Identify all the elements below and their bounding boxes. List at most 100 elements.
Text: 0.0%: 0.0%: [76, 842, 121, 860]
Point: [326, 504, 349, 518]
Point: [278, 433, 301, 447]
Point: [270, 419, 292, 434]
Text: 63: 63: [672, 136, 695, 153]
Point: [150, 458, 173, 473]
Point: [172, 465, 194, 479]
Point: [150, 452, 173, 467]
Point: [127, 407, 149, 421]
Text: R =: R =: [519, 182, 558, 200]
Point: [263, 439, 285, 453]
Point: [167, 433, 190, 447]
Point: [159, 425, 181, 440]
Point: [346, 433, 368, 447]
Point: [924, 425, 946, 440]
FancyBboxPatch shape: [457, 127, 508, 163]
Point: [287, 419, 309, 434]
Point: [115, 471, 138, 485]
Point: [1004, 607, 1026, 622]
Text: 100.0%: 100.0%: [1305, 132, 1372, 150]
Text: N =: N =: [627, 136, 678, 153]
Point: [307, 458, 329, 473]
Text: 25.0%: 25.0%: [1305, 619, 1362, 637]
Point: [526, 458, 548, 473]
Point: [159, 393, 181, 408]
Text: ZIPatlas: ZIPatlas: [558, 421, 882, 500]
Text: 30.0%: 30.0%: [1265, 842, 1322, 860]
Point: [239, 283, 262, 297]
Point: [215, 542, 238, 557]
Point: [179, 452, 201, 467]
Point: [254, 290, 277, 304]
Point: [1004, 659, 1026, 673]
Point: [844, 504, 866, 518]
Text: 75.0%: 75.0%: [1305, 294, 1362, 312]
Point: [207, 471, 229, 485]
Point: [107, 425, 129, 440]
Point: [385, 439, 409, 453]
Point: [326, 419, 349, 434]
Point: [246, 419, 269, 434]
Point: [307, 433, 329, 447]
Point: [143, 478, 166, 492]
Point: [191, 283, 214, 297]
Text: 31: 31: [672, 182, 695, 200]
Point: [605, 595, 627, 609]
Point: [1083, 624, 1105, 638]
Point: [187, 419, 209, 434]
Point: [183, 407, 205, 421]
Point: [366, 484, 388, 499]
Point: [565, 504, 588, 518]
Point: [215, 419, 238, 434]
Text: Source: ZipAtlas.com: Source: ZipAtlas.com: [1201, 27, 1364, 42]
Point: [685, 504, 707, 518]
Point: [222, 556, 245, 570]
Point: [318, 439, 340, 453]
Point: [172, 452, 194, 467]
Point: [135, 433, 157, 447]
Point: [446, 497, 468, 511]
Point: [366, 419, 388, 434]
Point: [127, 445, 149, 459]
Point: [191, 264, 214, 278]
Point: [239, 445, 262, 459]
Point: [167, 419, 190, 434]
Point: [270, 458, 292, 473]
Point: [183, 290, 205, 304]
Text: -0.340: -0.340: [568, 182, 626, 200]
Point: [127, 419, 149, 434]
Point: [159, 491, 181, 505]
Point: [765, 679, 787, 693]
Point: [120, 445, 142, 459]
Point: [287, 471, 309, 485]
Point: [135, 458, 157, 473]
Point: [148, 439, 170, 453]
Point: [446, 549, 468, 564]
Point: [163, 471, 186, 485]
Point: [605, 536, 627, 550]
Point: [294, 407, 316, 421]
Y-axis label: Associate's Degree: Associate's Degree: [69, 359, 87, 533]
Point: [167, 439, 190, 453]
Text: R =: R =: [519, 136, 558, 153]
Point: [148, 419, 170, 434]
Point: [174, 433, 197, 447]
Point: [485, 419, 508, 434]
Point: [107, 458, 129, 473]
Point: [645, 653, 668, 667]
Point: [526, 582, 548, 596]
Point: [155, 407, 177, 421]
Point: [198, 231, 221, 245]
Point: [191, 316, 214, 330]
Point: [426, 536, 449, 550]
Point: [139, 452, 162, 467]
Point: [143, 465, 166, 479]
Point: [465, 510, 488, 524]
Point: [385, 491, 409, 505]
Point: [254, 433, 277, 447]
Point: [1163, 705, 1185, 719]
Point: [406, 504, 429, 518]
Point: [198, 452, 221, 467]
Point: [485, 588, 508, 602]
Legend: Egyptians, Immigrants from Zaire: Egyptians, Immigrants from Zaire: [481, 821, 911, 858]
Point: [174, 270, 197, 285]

» STATED EXERCISE: Can you rewrite the lines above so that "Associate's Degree" becomes "Bachelor's Degree" everywhere, with nothing else changed?

» ANSWER TO THIS PROBLEM:
Identify all the elements below and their bounding boxes. List at most 100 elements.
Text: 0.0%: 0.0%: [76, 842, 121, 860]
Point: [326, 504, 349, 518]
Point: [278, 433, 301, 447]
Point: [270, 419, 292, 434]
Text: 63: 63: [672, 136, 695, 153]
Point: [150, 458, 173, 473]
Point: [172, 465, 194, 479]
Point: [150, 452, 173, 467]
Point: [127, 407, 149, 421]
Text: R =: R =: [519, 182, 558, 200]
Point: [263, 439, 285, 453]
Point: [167, 433, 190, 447]
Point: [159, 425, 181, 440]
Point: [346, 433, 368, 447]
Point: [924, 425, 946, 440]
FancyBboxPatch shape: [457, 127, 508, 163]
Point: [287, 419, 309, 434]
Point: [115, 471, 138, 485]
Point: [1004, 607, 1026, 622]
Text: 100.0%: 100.0%: [1305, 132, 1372, 150]
Text: N =: N =: [627, 136, 678, 153]
Point: [307, 458, 329, 473]
Text: 25.0%: 25.0%: [1305, 619, 1362, 637]
Point: [526, 458, 548, 473]
Point: [159, 393, 181, 408]
Text: ZIPatlas: ZIPatlas: [558, 421, 882, 500]
Text: 30.0%: 30.0%: [1265, 842, 1322, 860]
Point: [239, 283, 262, 297]
Point: [215, 542, 238, 557]
Point: [179, 452, 201, 467]
Point: [254, 290, 277, 304]
Point: [1004, 659, 1026, 673]
Point: [844, 504, 866, 518]
Text: 75.0%: 75.0%: [1305, 294, 1362, 312]
Point: [207, 471, 229, 485]
Point: [107, 425, 129, 440]
Point: [385, 439, 409, 453]
Point: [326, 419, 349, 434]
Point: [246, 419, 269, 434]
Point: [307, 433, 329, 447]
Point: [143, 478, 166, 492]
Point: [191, 283, 214, 297]
Text: 31: 31: [672, 182, 695, 200]
Point: [605, 595, 627, 609]
Point: [1083, 624, 1105, 638]
Point: [187, 419, 209, 434]
Point: [183, 407, 205, 421]
Point: [366, 484, 388, 499]
Point: [565, 504, 588, 518]
Point: [215, 419, 238, 434]
Text: Source: ZipAtlas.com: Source: ZipAtlas.com: [1201, 27, 1364, 42]
Point: [685, 504, 707, 518]
Point: [222, 556, 245, 570]
Point: [318, 439, 340, 453]
Point: [172, 452, 194, 467]
Point: [135, 433, 157, 447]
Point: [446, 497, 468, 511]
Point: [366, 419, 388, 434]
Point: [127, 445, 149, 459]
Point: [191, 264, 214, 278]
Point: [239, 445, 262, 459]
Point: [167, 419, 190, 434]
Point: [270, 458, 292, 473]
Point: [183, 290, 205, 304]
Text: -0.340: -0.340: [568, 182, 626, 200]
Point: [127, 419, 149, 434]
Point: [159, 491, 181, 505]
Point: [765, 679, 787, 693]
Point: [120, 445, 142, 459]
Point: [287, 471, 309, 485]
Point: [135, 458, 157, 473]
Point: [148, 439, 170, 453]
Point: [446, 549, 468, 564]
Point: [163, 471, 186, 485]
Point: [605, 536, 627, 550]
Point: [294, 407, 316, 421]
Y-axis label: Bachelor's Degree: Bachelor's Degree: [69, 359, 87, 533]
Point: [167, 439, 190, 453]
Text: R =: R =: [519, 136, 558, 153]
Point: [148, 419, 170, 434]
Point: [174, 433, 197, 447]
Point: [485, 419, 508, 434]
Point: [107, 458, 129, 473]
Point: [645, 653, 668, 667]
Point: [526, 582, 548, 596]
Point: [155, 407, 177, 421]
Point: [198, 231, 221, 245]
Point: [191, 316, 214, 330]
Point: [426, 536, 449, 550]
Point: [139, 452, 162, 467]
Point: [143, 465, 166, 479]
Point: [465, 510, 488, 524]
Point: [385, 491, 409, 505]
Point: [254, 433, 277, 447]
Point: [1163, 705, 1185, 719]
Point: [406, 504, 429, 518]
Point: [198, 452, 221, 467]
Point: [485, 588, 508, 602]
Legend: Egyptians, Immigrants from Zaire: Egyptians, Immigrants from Zaire: [481, 821, 911, 858]
Point: [174, 270, 197, 285]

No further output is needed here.